Begin Input

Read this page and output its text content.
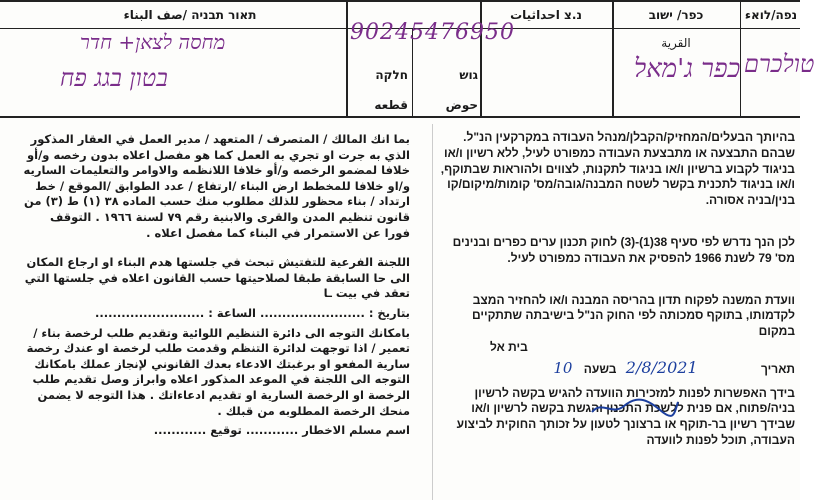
נפה/לואء
כפר/ ישוב
القرية
נ.צ احداثيات
גוש
חלקה
حوض
قطعه
תאור תבניה /صف البناء
טולכרם
כפר ג'מאל
90245476950
מחסה לצאן+ חדר
בטון בגג פח

بما انك المالك / المتصرف / المتعهد / مدير العمل في العقار المذكور الذي به جرت او تجري به العمل كما هو مفصل اعلاه بدون رخصه و/أو خلافا لمضمو الرخصه و/أو خلافا اللانظمه والاوامر والتعليمات الساريه و/او خلافا للمخطط ارض البناء /ارتفاع / عدد الطوابق /الموقع / خط ارتداد / بناء محظور للذلك مطلوب منك حسب الماده ٣٨ (١) ط (٣) من قانون تنظيم المدن والقرى والابنية رقم ٧٩ لسنة ١٩٦٦ . التوقف فورا عن الاستمرار في البناء كما مفصل اعلاه .

اللجنة الفرعية للتفتيش تبحث في جلستها هدم البناء او ارجاع المكان الى حا السابقة طبقا لصلاحيتها حسب القانون اعلاه في جلستها التي تعقد في بيت ـا

بتاريخ : ........................ الساعة : .........................

بامكانك التوجه الى دائرة التنظيم اللوائية وتقديم طلب لرخصة بناء / تعمير / اذا توجهت لدائرة التنظم وقدمت طلب لرخصة او عندك رخصة سارية المفعو او برغبتك الادعاء بعدك القانوني لإنجاز عملك بامكانك التوجه الى اللجنة في الموعد المذكور اعلاه وابراز وصل تقديم طلب الرخصة او الرخصة السارية او تقديم ادعاءاتك . هذا التوجه لا يضمن منحك الرخصة المطلوبه من قبلك .

اسم مسلم الاخطار ............ توقيع ............

בהיותך הבעלים/המחזיק/הקבלן/מנהל העבודה במקרקעין הנ"ל. שבהם התבצעה או מתבצעת העבודה כמפורט לעיל, ללא רשיון ו/או בניגוד לקבוע ברשיון ו/או בניגוד לתקנות, לצווים ולהוראות שבתוקף, ו/או בניגוד לתכנית בקשר לשטח המבנה/גובה/מס' קומות/מיקום/קו בנין/בניה אסורה.

לכן הנך נדרש לפי סעיף 38(1)-(3) לחוק תכנון ערים כפרים ובנינים מס' 79 לשנת 1966 להפסיק את העבודה כמפורט לעיל.

וועדת המשנה לפקוח תדון בהריסה המבנה ו/או להחזיר המצב לקדמותו, בתוקף סמכותה לפי החוק הנ"ל בישיבתה שתתקיים במקום

בית אל

תאריך 2/8/2021 בשעה 10

בידך האפשרות לפנות למזכירות הוועדה להגיש בקשה לרשיון בניה/פתוח, אם פנית ללשכת התכנון והגשת בקשה לרשיון ו/או שבידך רשיון בר-תוקף או ברצונך לטעון על זכותך החוקית לביצוע העבודה, תוכל לפנות לוועדה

End Input

• _What you will do_
Search the data for "כמפורט" and list every line in which it occurs.

• _Complete output_
בהיותך הבעלים/המחזיק/הקבלן/מנהל העבודה במקרקעין הנ"ל. שבהם התבצעה או מתבצעת העבודה כמפורט לעיל, ללא רשיון ו/או בניגוד לקבוע ברשיון ו/או בניגוד לתקנות, לצווים ולהוראות שבתוקף, ו/או בניגוד לתכנית בקשר לשטח המבנה/גובה/מס' קומות/מיקום/קו בנין/בניה אסורה.
לכן הנך נדרש לפי סעיף 38(1)-(3) לחוק תכנון ערים כפרים ובנינים מס' 79 לשנת 1966 להפסיק את העבודה כמפורט לעיל.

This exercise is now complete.